#### WHAT YOU SHOULD DO
Without the pictures, reproduce the records that follow exactly.

— START —

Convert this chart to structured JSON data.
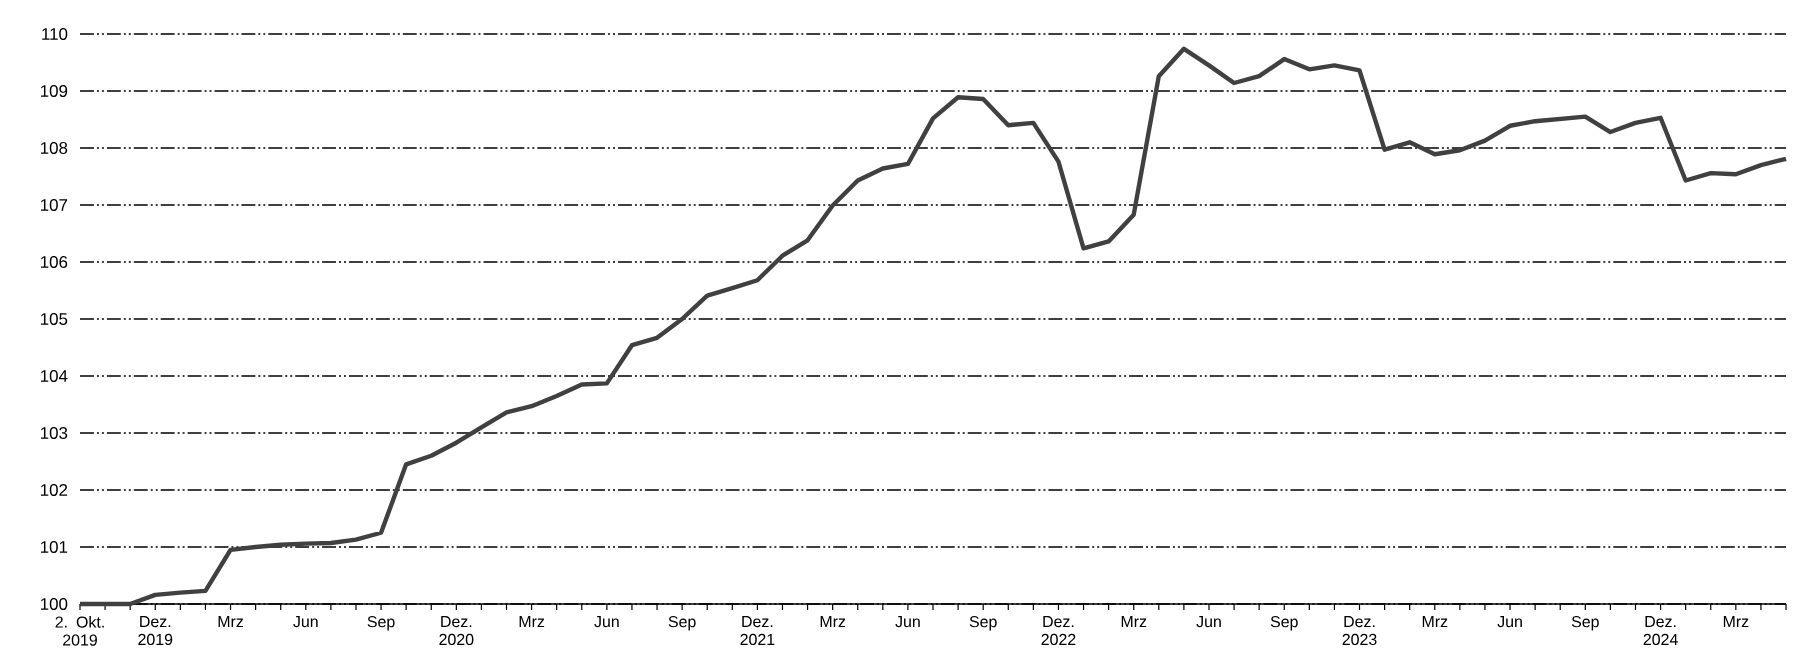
{
  "chart_data": {
    "type": "line",
    "categories": [
      "2. Okt. 2019",
      null,
      null,
      "Dez. 2019",
      null,
      null,
      "Mrz",
      null,
      null,
      "Jun",
      null,
      null,
      "Sep",
      null,
      null,
      "Dez. 2020",
      null,
      null,
      "Mrz",
      null,
      null,
      "Jun",
      null,
      null,
      "Sep",
      null,
      null,
      "Dez. 2021",
      null,
      null,
      "Mrz",
      null,
      null,
      "Jun",
      null,
      null,
      "Sep",
      null,
      null,
      "Dez. 2022",
      null,
      null,
      "Mrz",
      null,
      null,
      "Jun",
      null,
      null,
      "Sep",
      null,
      null,
      "Dez. 2023",
      null,
      null,
      "Mrz",
      null,
      null,
      "Jun",
      null,
      null,
      "Sep",
      null,
      null,
      "Dez. 2024",
      null,
      null,
      "Mrz",
      null,
      null
    ],
    "values": [
      100.0,
      100.0,
      100.0,
      100.16,
      100.2,
      100.23,
      100.95,
      101.0,
      101.04,
      101.06,
      101.07,
      101.13,
      101.25,
      102.45,
      102.6,
      102.83,
      103.1,
      103.36,
      103.47,
      103.65,
      103.85,
      103.87,
      104.54,
      104.67,
      105.0,
      105.41,
      105.54,
      105.68,
      106.11,
      106.38,
      106.99,
      107.43,
      107.64,
      107.72,
      108.52,
      108.89,
      108.86,
      108.4,
      108.44,
      107.76,
      106.24,
      106.36,
      106.83,
      109.26,
      109.74,
      109.45,
      109.14,
      109.26,
      109.56,
      109.38,
      109.45,
      109.36,
      107.97,
      108.1,
      107.89,
      107.96,
      108.13,
      108.39,
      108.47,
      108.51,
      108.55,
      108.28,
      108.44,
      108.53,
      107.43,
      107.56,
      107.54,
      107.7,
      107.81
    ],
    "color": "#404040",
    "line_style": "solid",
    "grid": "y",
    "ylim": [
      100,
      110
    ],
    "yticks": [
      100,
      101,
      102,
      103,
      104,
      105,
      106,
      107,
      108,
      109,
      110
    ]
  }
}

— END —

#### COMPLETE ANSWER
Convert this chart to structured JSON data.
{
  "chart_data": {
    "type": "line",
    "categories": [
      "2. Okt. 2019",
      null,
      null,
      "Dez. 2019",
      null,
      null,
      "Mrz",
      null,
      null,
      "Jun",
      null,
      null,
      "Sep",
      null,
      null,
      "Dez. 2020",
      null,
      null,
      "Mrz",
      null,
      null,
      "Jun",
      null,
      null,
      "Sep",
      null,
      null,
      "Dez. 2021",
      null,
      null,
      "Mrz",
      null,
      null,
      "Jun",
      null,
      null,
      "Sep",
      null,
      null,
      "Dez. 2022",
      null,
      null,
      "Mrz",
      null,
      null,
      "Jun",
      null,
      null,
      "Sep",
      null,
      null,
      "Dez. 2023",
      null,
      null,
      "Mrz",
      null,
      null,
      "Jun",
      null,
      null,
      "Sep",
      null,
      null,
      "Dez. 2024",
      null,
      null,
      "Mrz",
      null,
      null
    ],
    "values": [
      100.0,
      100.0,
      100.0,
      100.16,
      100.2,
      100.23,
      100.95,
      101.0,
      101.04,
      101.06,
      101.07,
      101.13,
      101.25,
      102.45,
      102.6,
      102.83,
      103.1,
      103.36,
      103.47,
      103.65,
      103.85,
      103.87,
      104.54,
      104.67,
      105.0,
      105.41,
      105.54,
      105.68,
      106.11,
      106.38,
      106.99,
      107.43,
      107.64,
      107.72,
      108.52,
      108.89,
      108.86,
      108.4,
      108.44,
      107.76,
      106.24,
      106.36,
      106.83,
      109.26,
      109.74,
      109.45,
      109.14,
      109.26,
      109.56,
      109.38,
      109.45,
      109.36,
      107.97,
      108.1,
      107.89,
      107.96,
      108.13,
      108.39,
      108.47,
      108.51,
      108.55,
      108.28,
      108.44,
      108.53,
      107.43,
      107.56,
      107.54,
      107.7,
      107.81
    ],
    "color": "#404040",
    "line_style": "solid",
    "grid": "y",
    "ylim": [
      100,
      110
    ],
    "yticks": [
      100,
      101,
      102,
      103,
      104,
      105,
      106,
      107,
      108,
      109,
      110
    ]
  }
}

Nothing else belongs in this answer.